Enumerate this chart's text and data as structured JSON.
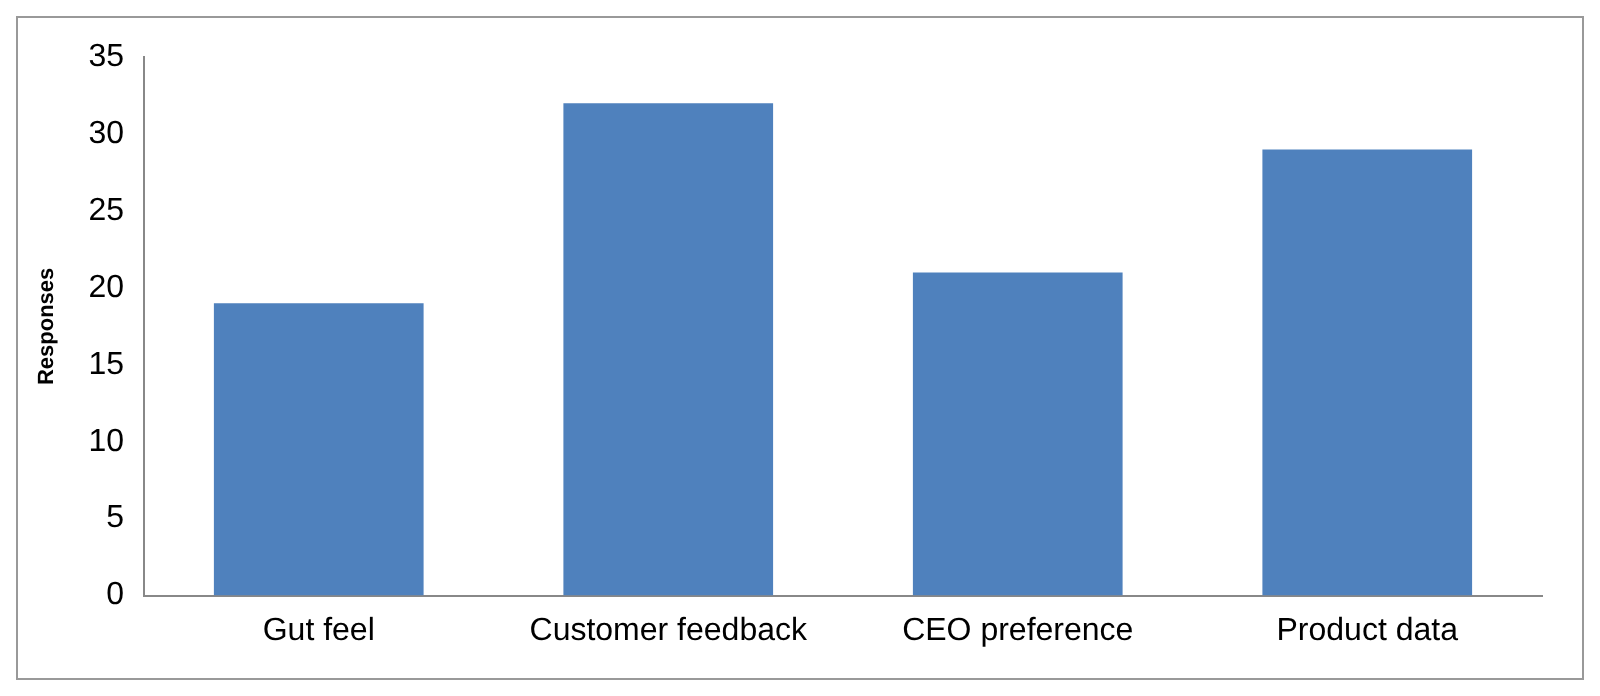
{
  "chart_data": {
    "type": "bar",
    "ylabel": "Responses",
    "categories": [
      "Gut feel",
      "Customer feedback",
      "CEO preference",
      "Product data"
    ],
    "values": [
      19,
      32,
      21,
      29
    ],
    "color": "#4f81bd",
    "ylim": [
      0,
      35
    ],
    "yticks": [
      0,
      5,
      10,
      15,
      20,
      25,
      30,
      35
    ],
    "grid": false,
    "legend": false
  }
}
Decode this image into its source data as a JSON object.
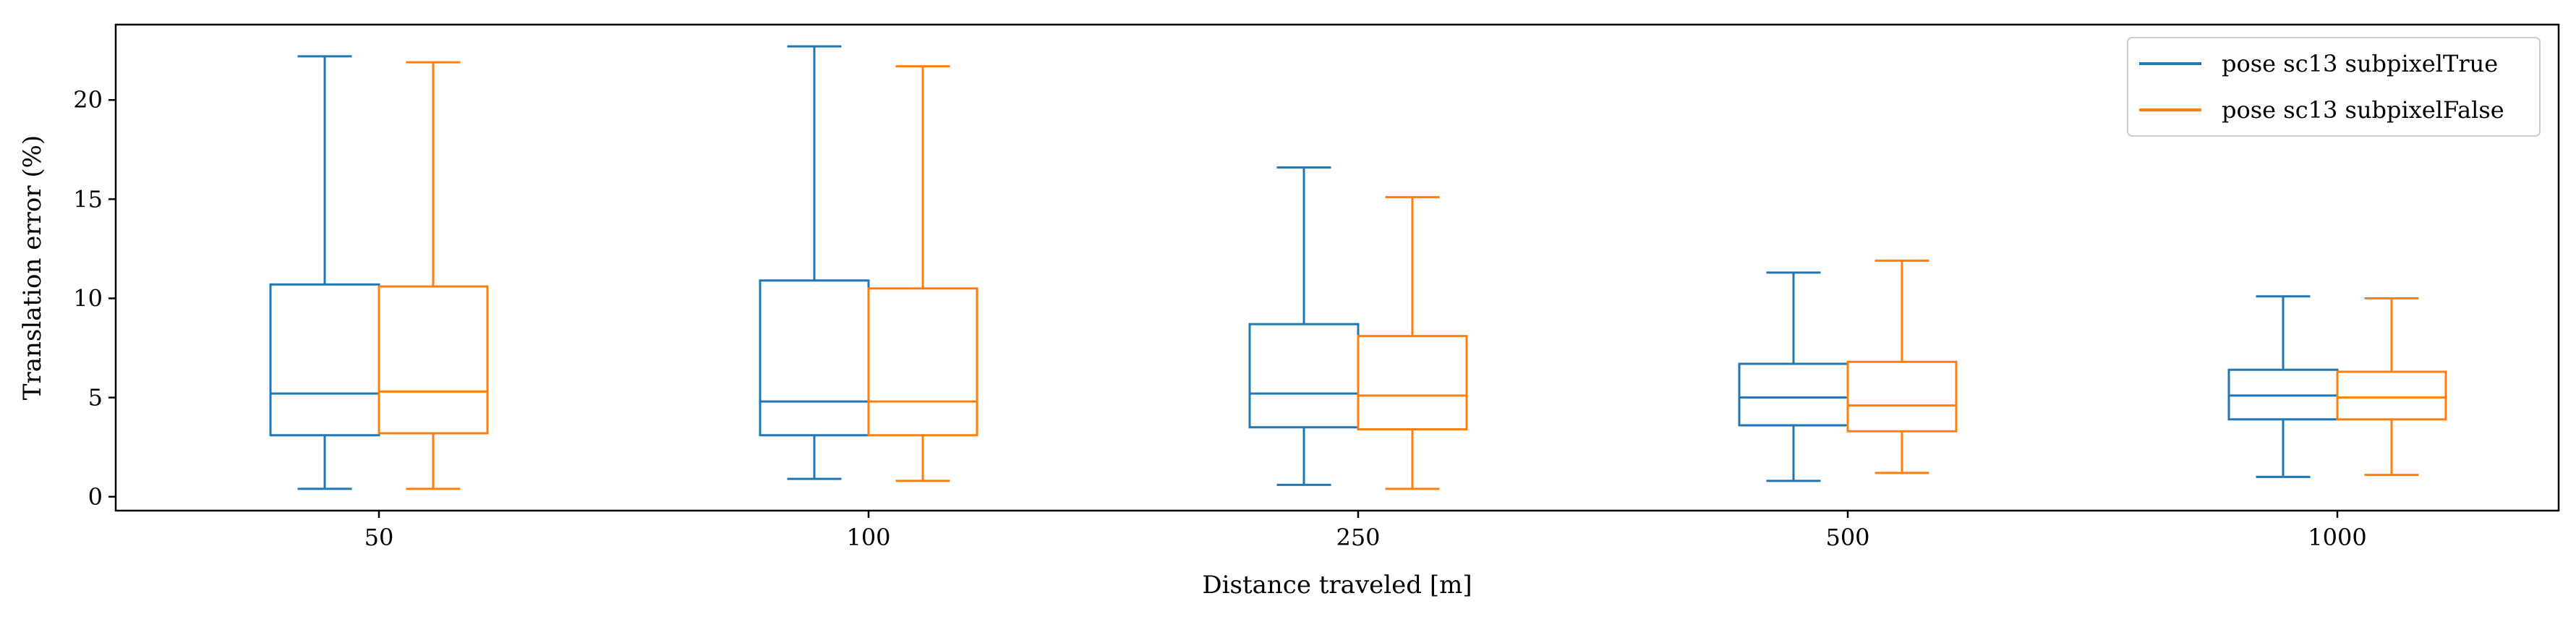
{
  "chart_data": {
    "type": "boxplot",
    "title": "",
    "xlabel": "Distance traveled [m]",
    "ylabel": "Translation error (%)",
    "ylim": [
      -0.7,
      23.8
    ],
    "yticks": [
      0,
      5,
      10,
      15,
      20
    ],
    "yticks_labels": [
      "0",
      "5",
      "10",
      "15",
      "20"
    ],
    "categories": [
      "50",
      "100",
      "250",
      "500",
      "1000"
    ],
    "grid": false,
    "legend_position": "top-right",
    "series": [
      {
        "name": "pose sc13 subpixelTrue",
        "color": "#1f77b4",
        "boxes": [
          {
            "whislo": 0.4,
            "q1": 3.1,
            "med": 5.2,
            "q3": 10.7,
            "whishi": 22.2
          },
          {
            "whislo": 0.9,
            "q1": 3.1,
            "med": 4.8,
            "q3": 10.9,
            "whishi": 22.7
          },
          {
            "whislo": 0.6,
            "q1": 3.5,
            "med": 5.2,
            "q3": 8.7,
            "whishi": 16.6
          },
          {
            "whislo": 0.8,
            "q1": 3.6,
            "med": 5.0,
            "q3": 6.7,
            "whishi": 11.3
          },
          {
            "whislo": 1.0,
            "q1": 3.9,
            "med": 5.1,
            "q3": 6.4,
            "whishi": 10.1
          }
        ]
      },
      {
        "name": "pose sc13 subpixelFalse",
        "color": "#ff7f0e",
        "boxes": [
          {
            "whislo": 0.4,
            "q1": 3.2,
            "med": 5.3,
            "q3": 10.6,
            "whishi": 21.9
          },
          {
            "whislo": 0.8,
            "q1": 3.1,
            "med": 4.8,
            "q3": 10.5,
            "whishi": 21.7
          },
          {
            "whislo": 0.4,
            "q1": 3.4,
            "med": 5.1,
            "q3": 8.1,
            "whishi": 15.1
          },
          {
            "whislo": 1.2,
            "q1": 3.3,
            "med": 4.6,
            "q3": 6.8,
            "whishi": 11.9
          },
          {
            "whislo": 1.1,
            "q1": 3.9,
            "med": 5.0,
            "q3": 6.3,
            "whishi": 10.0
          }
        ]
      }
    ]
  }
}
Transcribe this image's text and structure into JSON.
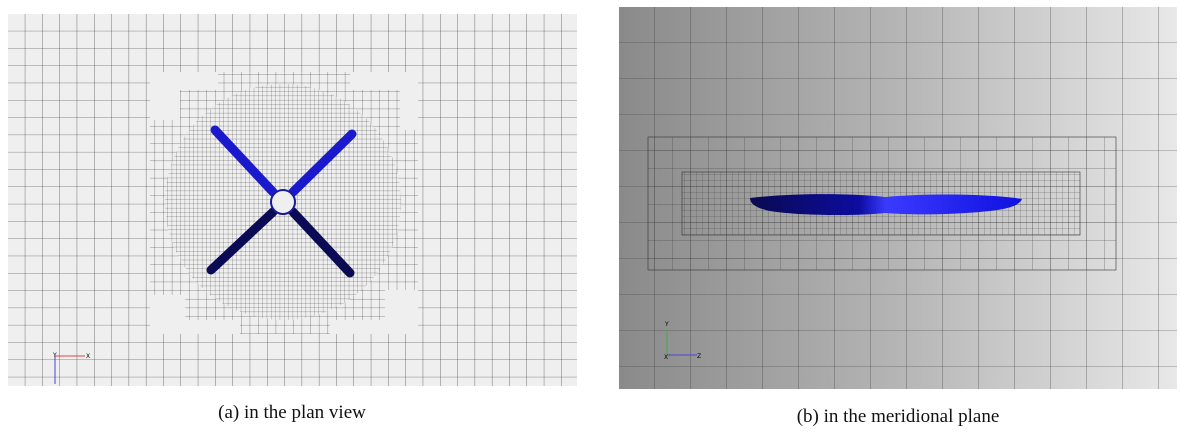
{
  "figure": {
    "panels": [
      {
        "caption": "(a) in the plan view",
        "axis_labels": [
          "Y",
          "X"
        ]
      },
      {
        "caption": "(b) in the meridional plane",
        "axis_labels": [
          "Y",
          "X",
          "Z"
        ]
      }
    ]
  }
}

• • • • •

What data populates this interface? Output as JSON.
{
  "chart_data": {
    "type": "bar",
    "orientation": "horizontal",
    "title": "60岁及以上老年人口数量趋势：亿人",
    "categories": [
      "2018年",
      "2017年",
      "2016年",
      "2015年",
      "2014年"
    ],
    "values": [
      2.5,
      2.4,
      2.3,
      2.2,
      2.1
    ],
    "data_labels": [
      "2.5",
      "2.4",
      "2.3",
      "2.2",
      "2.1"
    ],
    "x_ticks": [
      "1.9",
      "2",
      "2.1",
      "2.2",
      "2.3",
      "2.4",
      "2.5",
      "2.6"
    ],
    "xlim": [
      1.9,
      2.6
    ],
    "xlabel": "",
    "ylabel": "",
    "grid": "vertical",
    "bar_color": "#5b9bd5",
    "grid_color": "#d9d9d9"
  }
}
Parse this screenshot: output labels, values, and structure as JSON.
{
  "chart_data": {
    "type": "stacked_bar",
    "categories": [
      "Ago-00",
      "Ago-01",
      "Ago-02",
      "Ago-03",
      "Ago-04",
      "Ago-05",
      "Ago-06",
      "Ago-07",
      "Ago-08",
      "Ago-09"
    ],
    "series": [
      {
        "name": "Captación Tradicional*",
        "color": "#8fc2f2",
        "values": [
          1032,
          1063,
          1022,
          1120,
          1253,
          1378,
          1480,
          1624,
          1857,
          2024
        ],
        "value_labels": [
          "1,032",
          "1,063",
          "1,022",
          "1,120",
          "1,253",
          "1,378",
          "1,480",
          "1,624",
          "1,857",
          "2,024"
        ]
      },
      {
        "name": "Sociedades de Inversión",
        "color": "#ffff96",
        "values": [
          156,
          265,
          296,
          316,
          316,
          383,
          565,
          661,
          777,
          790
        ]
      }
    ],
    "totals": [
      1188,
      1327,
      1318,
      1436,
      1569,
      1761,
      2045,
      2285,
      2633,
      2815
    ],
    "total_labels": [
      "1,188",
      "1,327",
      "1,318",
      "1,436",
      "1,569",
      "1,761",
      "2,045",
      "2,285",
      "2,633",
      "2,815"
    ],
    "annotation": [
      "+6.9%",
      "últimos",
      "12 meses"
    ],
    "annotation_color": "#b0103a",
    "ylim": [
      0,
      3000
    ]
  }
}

• • • • •

[Objective] Collect each line of the entries that has the word "name", copying it in full.

[Response for this exercise]
        "name": "pose sc13 subpixelTrue",
        "name": "pose sc13 subpixelFalse",
        "name": "Captación Tradicional*",
        "name": "Sociedades de Inversión",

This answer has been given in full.